- [Your instructions]: Word for word, give the material below again, minus any images.

- [Data excerpts]:
((
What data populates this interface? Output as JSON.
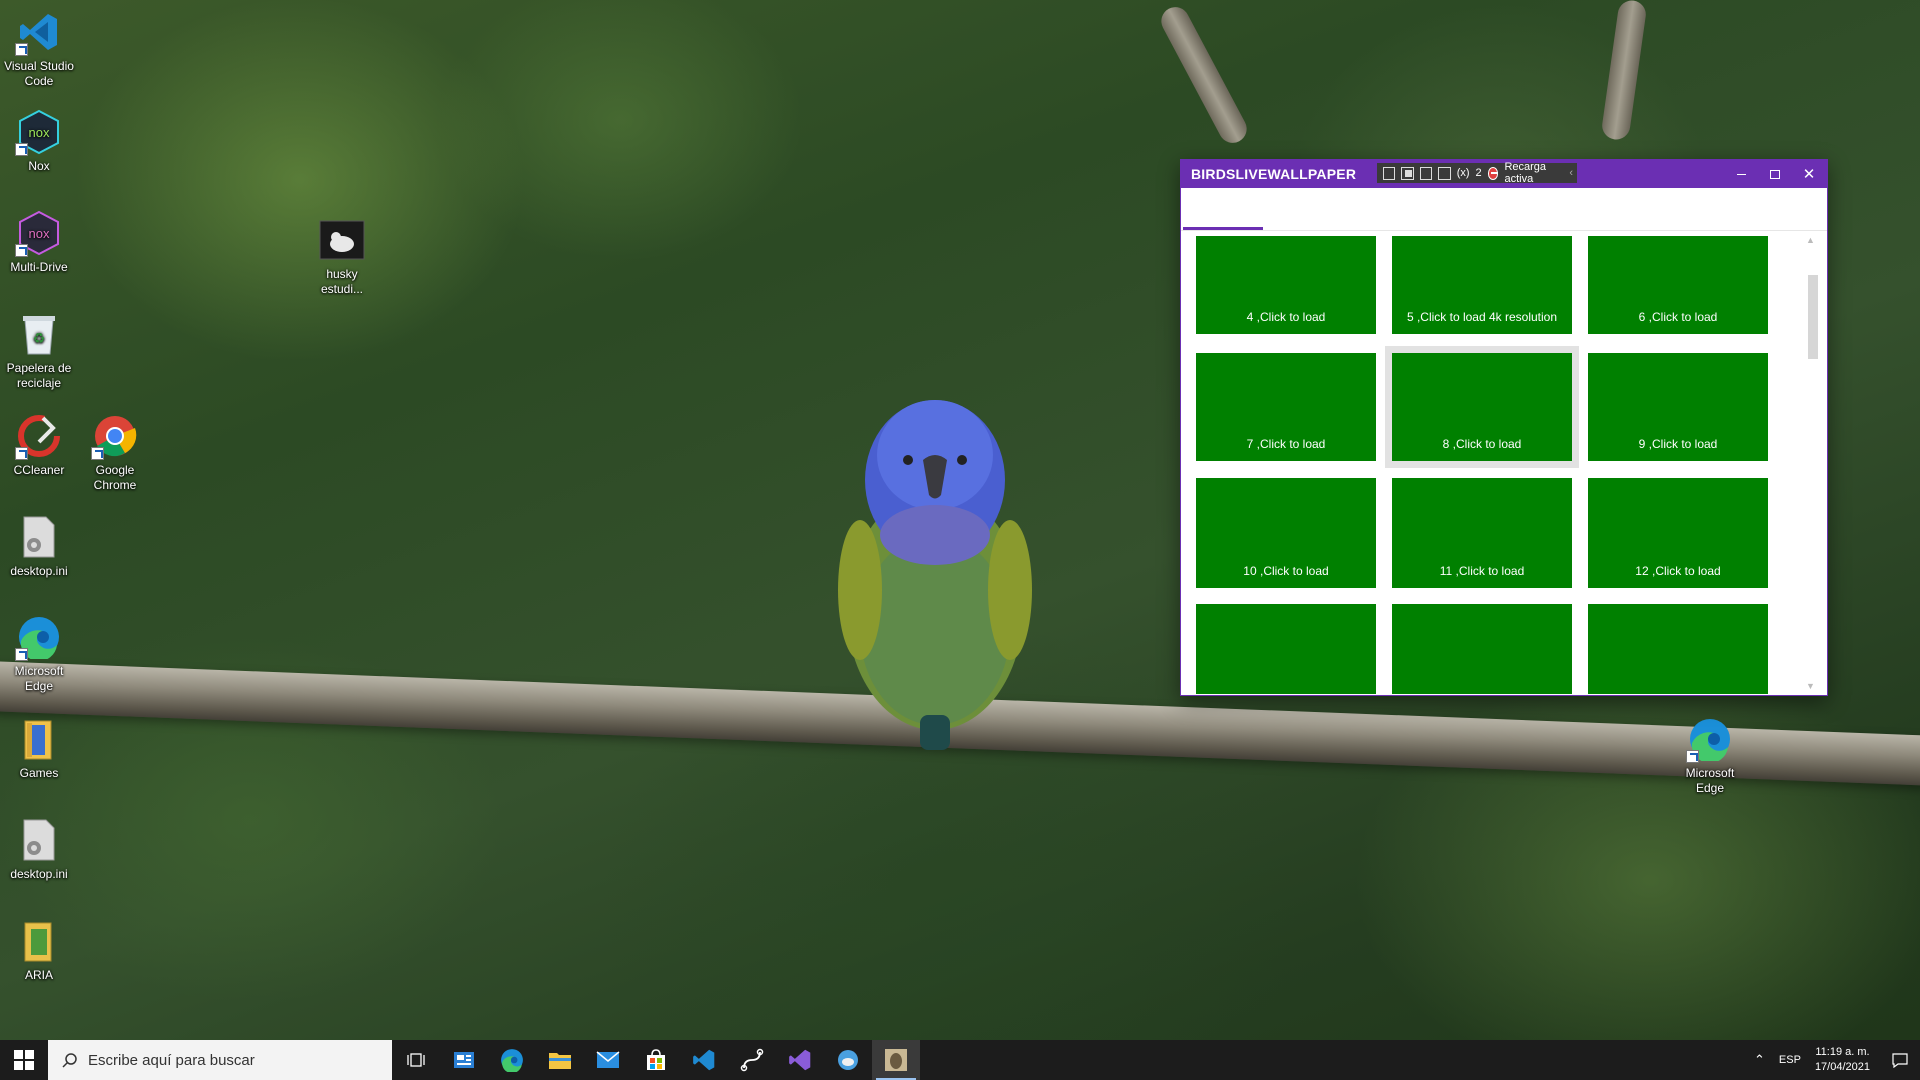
{
  "desktop": {
    "icons": [
      {
        "label": "Visual Studio Code"
      },
      {
        "label": "Nox"
      },
      {
        "label": "Multi-Drive"
      },
      {
        "label": "Papelera de reciclaje"
      },
      {
        "label": "CCleaner"
      },
      {
        "label": "Google Chrome"
      },
      {
        "label": "desktop.ini"
      },
      {
        "label": "Microsoft Edge"
      },
      {
        "label": "Games"
      },
      {
        "label": "desktop.ini"
      },
      {
        "label": "ARIA"
      },
      {
        "label": "husky estudi..."
      },
      {
        "label": "Microsoft Edge"
      }
    ]
  },
  "app": {
    "title": "BIRDSLIVEWALLPAPER",
    "toolbar": {
      "count": "2",
      "reload_label": "Recarga activa"
    },
    "accent_color": "#6b2fb3",
    "tile_color": "#008000",
    "tiles": [
      {
        "label": "4 ,Click to load"
      },
      {
        "label": "5 ,Click to load 4k resolution"
      },
      {
        "label": "6 ,Click to load"
      },
      {
        "label": "7 ,Click to load"
      },
      {
        "label": "8 ,Click to load"
      },
      {
        "label": "9 ,Click to load"
      },
      {
        "label": "10 ,Click to load"
      },
      {
        "label": "11 ,Click to load"
      },
      {
        "label": "12 ,Click to load"
      },
      {
        "label": ""
      },
      {
        "label": ""
      },
      {
        "label": ""
      }
    ]
  },
  "taskbar": {
    "search_placeholder": "Escribe aquí para buscar",
    "language": "ESP",
    "time": "11:19 a. m.",
    "date": "17/04/2021"
  }
}
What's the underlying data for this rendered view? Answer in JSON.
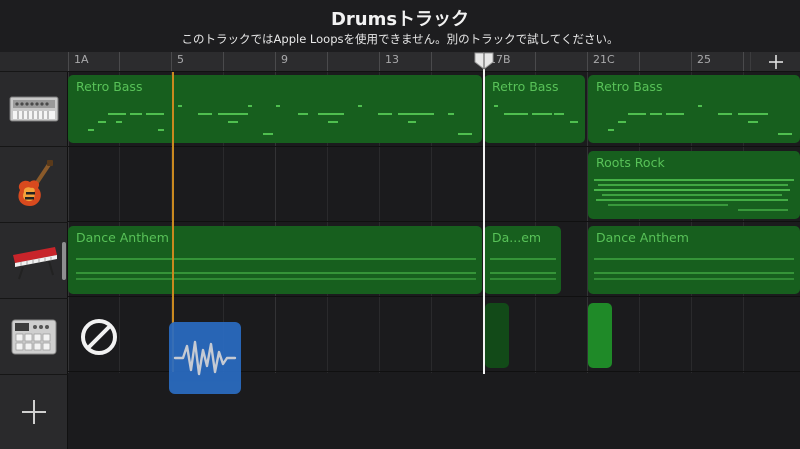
{
  "header": {
    "title": "Drumsトラック",
    "subtitle": "このトラックではApple Loopsを使用できません。別のトラックで試してください。"
  },
  "ruler": {
    "labels": [
      "1A",
      "5",
      "9",
      "13",
      "17B",
      "21C",
      "25"
    ]
  },
  "tracks": [
    {
      "instrument": "synth-bass-keyboard"
    },
    {
      "instrument": "electric-guitar"
    },
    {
      "instrument": "synth-keyboard"
    },
    {
      "instrument": "drum-machine"
    }
  ],
  "regions": {
    "track1": [
      "Retro Bass",
      "Retro Bass",
      "Retro Bass"
    ],
    "track2": [
      "Roots Rock"
    ],
    "track3": [
      "Dance Anthem",
      "Da...em",
      "Dance Anthem"
    ]
  },
  "drag": {
    "icon": "waveform-icon",
    "status_icon": "prohibited-icon"
  },
  "colors": {
    "region_green": "#175f1e",
    "region_label": "#58c258",
    "playhead": "#f2f2f2",
    "drag_line": "#c9891f",
    "drag_tile": "#2a6cc2"
  }
}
))
- [Solved problem]:
What data populates this interface? Output as JSON.
{
  "desktop": {
    "icons": [
      {
        "label": "Visual Studio Code"
      },
      {
        "label": "Nox"
      },
      {
        "label": "Multi-Drive"
      },
      {
        "label": "Papelera de reciclaje"
      },
      {
        "label": "CCleaner"
      },
      {
        "label": "Google Chrome"
      },
      {
        "label": "desktop.ini"
      },
      {
        "label": "Microsoft Edge"
      },
      {
        "label": "Games"
      },
      {
        "label": "desktop.ini"
      },
      {
        "label": "ARIA"
      },
      {
        "label": "husky estudi..."
      },
      {
        "label": "Microsoft Edge"
      }
    ]
  },
  "app": {
    "title": "BIRDSLIVEWALLPAPER",
    "toolbar": {
      "count": "2",
      "reload_label": "Recarga activa"
    },
    "accent_color": "#6b2fb3",
    "tile_color": "#008000",
    "tiles": [
      {
        "label": "4 ,Click to load"
      },
      {
        "label": "5 ,Click to load 4k resolution"
      },
      {
        "label": "6 ,Click to load"
      },
      {
        "label": "7 ,Click to load"
      },
      {
        "label": "8 ,Click to load"
      },
      {
        "label": "9 ,Click to load"
      },
      {
        "label": "10 ,Click to load"
      },
      {
        "label": "11 ,Click to load"
      },
      {
        "label": "12 ,Click to load"
      },
      {
        "label": ""
      },
      {
        "label": ""
      },
      {
        "label": ""
      }
    ]
  },
  "taskbar": {
    "search_placeholder": "Escribe aquí para buscar",
    "language": "ESP",
    "time": "11:19 a. m.",
    "date": "17/04/2021"
  }
}
What's the underlying data for this rendered view? Answer in JSON.
{
  "header": {
    "title": "Drumsトラック",
    "subtitle": "このトラックではApple Loopsを使用できません。別のトラックで試してください。"
  },
  "ruler": {
    "labels": [
      "1A",
      "5",
      "9",
      "13",
      "17B",
      "21C",
      "25"
    ]
  },
  "tracks": [
    {
      "instrument": "synth-bass-keyboard"
    },
    {
      "instrument": "electric-guitar"
    },
    {
      "instrument": "synth-keyboard"
    },
    {
      "instrument": "drum-machine"
    }
  ],
  "regions": {
    "track1": [
      "Retro Bass",
      "Retro Bass",
      "Retro Bass"
    ],
    "track2": [
      "Roots Rock"
    ],
    "track3": [
      "Dance Anthem",
      "Da...em",
      "Dance Anthem"
    ]
  },
  "drag": {
    "icon": "waveform-icon",
    "status_icon": "prohibited-icon"
  },
  "colors": {
    "region_green": "#175f1e",
    "region_label": "#58c258",
    "playhead": "#f2f2f2",
    "drag_line": "#c9891f",
    "drag_tile": "#2a6cc2"
  }
}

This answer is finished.